_Set task_: Copy out all lines carrying the word "dans".

_Material for this task_:

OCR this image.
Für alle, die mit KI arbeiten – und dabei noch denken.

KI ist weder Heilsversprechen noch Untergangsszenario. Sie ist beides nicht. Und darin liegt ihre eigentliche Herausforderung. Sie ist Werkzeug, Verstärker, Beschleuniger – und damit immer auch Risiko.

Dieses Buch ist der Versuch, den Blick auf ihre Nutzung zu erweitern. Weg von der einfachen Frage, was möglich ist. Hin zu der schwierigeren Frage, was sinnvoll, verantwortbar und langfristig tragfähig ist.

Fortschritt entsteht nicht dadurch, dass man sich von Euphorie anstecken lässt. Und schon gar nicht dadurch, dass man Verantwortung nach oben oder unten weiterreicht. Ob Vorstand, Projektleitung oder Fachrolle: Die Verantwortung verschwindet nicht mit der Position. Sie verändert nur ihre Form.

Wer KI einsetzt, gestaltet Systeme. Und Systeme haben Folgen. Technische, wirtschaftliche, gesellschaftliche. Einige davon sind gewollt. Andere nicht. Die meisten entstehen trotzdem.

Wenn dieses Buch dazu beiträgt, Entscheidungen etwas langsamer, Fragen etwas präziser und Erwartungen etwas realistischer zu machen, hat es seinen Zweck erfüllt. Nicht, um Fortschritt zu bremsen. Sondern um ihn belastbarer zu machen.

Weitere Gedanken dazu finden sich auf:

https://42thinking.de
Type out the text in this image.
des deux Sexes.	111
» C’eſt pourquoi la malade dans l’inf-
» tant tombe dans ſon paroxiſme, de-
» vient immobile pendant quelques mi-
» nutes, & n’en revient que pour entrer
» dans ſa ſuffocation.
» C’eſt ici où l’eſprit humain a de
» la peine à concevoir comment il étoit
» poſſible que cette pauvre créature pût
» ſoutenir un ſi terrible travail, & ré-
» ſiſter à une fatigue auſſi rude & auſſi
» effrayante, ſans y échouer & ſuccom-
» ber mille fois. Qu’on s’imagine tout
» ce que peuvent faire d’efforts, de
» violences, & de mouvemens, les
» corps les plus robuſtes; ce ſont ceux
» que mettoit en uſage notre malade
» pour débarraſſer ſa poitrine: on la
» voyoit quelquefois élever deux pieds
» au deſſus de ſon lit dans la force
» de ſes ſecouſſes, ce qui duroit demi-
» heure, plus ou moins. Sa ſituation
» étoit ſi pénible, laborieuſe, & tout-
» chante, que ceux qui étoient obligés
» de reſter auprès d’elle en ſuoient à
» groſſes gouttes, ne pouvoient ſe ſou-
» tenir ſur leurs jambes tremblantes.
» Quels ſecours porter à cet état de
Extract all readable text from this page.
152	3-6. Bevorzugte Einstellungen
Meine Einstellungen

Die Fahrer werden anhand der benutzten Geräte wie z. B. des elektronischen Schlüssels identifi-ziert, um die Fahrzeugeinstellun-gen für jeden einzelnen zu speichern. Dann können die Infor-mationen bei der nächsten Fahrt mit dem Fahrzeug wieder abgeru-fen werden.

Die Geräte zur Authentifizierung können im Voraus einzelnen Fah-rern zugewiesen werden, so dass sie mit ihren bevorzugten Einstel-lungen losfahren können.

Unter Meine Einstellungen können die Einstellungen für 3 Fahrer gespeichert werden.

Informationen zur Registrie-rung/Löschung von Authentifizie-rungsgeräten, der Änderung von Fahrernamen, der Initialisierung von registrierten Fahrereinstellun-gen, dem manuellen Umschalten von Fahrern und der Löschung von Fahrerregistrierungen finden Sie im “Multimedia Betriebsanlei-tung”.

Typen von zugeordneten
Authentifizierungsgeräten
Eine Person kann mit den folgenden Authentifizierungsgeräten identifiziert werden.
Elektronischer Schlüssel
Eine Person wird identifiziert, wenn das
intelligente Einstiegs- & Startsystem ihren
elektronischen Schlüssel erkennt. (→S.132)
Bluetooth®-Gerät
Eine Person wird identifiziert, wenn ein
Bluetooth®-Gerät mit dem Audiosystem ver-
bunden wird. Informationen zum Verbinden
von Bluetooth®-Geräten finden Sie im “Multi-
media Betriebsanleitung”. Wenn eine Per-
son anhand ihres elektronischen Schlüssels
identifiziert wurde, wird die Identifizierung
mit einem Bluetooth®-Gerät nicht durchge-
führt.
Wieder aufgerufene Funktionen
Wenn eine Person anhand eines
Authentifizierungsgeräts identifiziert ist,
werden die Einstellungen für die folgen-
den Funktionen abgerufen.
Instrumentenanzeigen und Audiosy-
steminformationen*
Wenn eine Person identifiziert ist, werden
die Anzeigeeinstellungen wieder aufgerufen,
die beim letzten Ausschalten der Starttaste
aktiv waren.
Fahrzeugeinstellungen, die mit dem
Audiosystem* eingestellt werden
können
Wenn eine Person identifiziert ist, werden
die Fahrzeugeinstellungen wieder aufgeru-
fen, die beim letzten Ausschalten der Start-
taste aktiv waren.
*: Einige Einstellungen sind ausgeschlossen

_Written answer_:
» C’eſt pourquoi la malade dans l’inf-
» tant tombe dans ſon paroxiſme, de-
» dans ſa ſuffocation.
» au deſſus de ſon lit dans la force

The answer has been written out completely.